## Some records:
========================================================================

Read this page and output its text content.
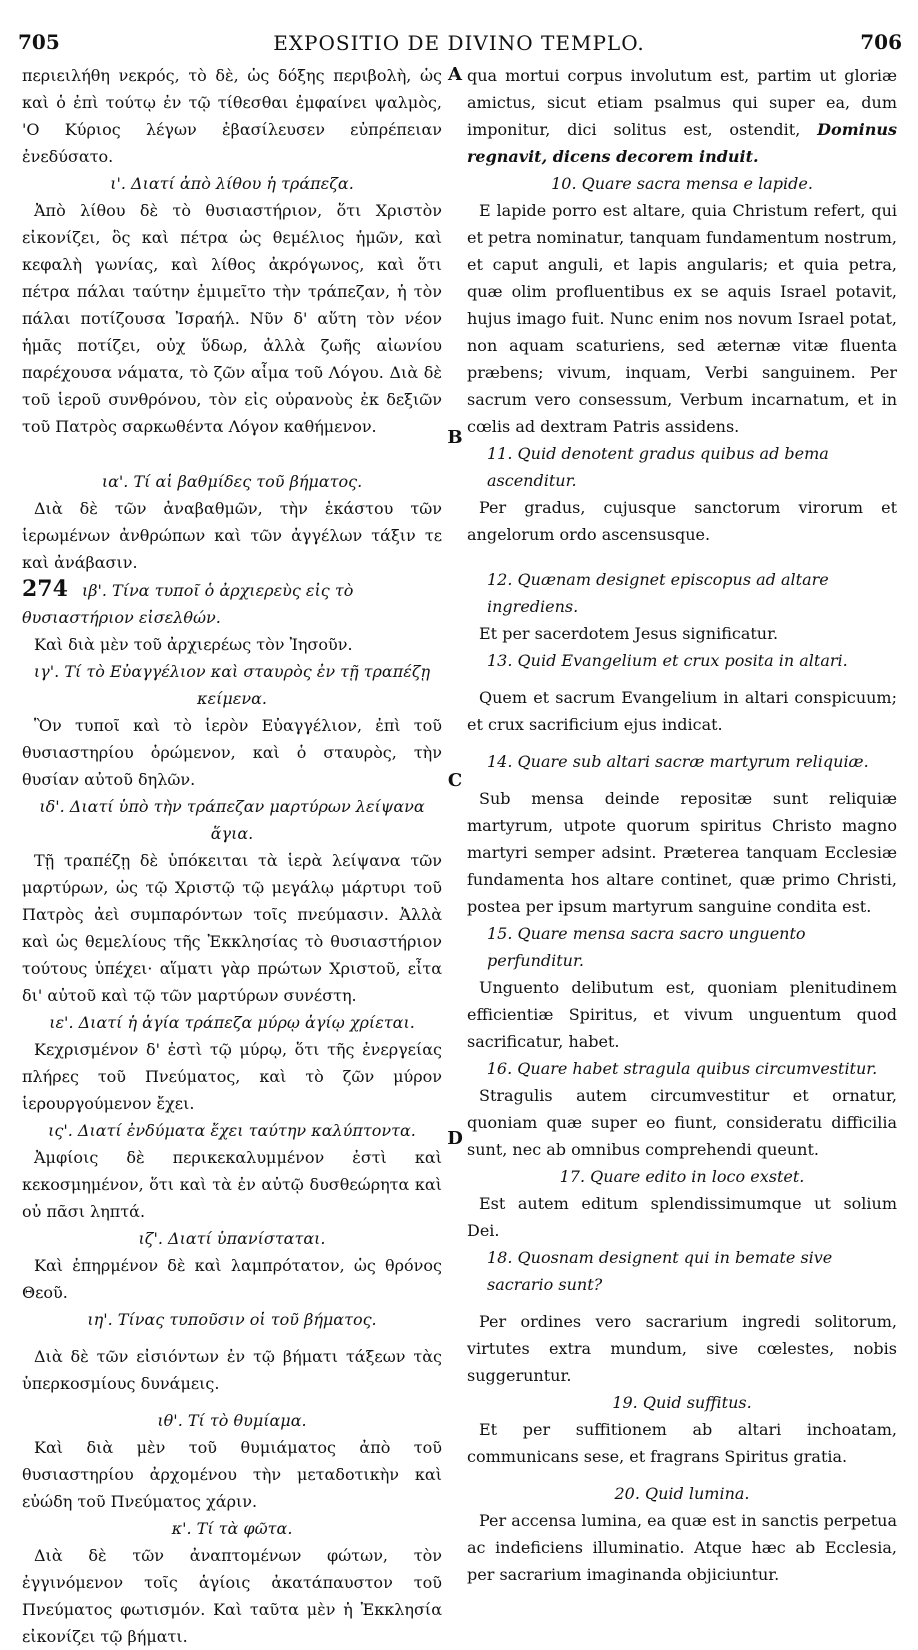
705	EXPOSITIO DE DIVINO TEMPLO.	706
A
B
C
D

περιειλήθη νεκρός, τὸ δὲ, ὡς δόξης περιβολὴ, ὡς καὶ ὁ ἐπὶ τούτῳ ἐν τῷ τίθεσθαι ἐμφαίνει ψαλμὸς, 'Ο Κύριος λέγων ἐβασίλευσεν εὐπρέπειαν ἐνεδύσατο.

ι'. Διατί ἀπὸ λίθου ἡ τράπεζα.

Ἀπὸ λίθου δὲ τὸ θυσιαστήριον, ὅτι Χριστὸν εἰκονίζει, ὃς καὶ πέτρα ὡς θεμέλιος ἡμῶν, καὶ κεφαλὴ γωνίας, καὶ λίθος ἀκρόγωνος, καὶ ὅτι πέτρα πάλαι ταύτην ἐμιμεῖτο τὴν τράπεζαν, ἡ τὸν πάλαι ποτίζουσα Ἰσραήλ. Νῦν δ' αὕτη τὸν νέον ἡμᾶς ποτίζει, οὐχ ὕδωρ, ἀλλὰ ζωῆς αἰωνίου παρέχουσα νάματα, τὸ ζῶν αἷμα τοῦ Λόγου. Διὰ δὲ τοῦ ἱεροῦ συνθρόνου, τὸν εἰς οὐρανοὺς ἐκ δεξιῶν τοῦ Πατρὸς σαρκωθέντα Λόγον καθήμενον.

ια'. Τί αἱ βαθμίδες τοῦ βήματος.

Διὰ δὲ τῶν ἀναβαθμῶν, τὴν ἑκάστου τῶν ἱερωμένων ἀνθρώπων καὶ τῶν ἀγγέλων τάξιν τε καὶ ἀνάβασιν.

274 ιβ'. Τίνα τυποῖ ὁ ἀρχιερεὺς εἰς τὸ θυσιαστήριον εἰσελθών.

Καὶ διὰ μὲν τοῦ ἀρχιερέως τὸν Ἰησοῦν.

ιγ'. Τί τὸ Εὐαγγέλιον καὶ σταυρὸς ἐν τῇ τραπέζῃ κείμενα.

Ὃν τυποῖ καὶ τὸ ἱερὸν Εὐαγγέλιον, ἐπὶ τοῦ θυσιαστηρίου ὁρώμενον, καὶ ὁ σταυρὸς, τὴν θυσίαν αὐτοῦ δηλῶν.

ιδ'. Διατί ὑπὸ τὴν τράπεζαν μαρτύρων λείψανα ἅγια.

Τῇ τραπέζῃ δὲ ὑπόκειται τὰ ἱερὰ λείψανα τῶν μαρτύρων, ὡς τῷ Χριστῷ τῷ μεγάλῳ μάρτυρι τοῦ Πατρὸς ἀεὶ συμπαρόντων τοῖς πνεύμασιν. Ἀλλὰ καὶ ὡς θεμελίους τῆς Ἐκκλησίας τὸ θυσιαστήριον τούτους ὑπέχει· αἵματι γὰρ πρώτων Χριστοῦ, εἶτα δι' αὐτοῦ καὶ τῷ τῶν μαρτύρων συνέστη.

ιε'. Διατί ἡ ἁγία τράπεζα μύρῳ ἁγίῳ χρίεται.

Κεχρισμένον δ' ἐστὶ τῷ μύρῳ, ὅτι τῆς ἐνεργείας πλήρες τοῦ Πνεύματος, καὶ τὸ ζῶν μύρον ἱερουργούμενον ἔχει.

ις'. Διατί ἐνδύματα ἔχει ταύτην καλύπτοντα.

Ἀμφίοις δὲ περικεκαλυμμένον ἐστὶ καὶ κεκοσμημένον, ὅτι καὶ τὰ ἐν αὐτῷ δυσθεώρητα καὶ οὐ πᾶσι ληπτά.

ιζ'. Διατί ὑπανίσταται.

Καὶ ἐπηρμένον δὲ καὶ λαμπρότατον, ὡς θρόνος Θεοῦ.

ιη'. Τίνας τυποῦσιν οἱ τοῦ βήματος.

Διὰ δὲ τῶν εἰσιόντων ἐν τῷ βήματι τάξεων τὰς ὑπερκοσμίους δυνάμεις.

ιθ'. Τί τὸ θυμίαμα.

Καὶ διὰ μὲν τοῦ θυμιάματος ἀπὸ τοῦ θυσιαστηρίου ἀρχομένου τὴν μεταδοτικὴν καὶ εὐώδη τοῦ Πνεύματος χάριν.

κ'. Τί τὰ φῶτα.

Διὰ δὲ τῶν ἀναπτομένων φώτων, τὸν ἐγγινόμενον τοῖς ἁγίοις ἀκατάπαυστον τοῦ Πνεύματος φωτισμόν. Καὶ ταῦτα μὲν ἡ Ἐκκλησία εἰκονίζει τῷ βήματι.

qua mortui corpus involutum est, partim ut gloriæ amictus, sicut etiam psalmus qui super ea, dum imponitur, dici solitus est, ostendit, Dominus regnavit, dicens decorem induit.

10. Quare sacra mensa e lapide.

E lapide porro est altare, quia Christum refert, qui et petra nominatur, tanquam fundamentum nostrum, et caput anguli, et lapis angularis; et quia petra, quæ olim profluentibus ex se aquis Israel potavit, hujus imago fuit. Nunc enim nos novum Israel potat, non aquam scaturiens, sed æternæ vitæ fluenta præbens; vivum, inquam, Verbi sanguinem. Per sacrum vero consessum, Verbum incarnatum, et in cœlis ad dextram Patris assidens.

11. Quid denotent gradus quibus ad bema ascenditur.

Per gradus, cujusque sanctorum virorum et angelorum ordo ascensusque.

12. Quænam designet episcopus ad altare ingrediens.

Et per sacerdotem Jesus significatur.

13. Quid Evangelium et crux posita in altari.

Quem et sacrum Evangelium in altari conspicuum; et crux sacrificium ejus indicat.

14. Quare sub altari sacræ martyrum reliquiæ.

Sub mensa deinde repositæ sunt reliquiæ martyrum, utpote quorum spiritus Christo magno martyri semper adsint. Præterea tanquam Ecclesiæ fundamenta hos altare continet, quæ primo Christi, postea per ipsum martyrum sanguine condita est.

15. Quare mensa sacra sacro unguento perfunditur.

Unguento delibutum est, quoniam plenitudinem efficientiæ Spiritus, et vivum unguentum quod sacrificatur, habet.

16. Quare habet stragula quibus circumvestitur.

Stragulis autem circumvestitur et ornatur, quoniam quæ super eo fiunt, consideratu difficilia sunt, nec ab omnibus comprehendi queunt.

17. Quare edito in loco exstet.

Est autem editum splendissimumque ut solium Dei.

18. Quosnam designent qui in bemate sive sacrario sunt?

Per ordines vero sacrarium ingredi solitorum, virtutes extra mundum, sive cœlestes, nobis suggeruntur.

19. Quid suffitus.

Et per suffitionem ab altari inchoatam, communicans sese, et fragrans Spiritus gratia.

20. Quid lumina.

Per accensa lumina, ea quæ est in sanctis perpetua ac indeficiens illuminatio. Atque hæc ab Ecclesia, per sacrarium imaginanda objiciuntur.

========================================================================

## Stated problem:
Look through the entries and return every line where "sacrarium" appears.

## Written reply:
Per ordines vero sacrarium ingredi solitorum, virtutes extra mundum, sive cœlestes, nobis suggeruntur.
Per accensa lumina, ea quæ est in sanctis perpetua ac indeficiens illuminatio. Atque hæc ab Ecclesia, per sacrarium imaginanda objiciuntur.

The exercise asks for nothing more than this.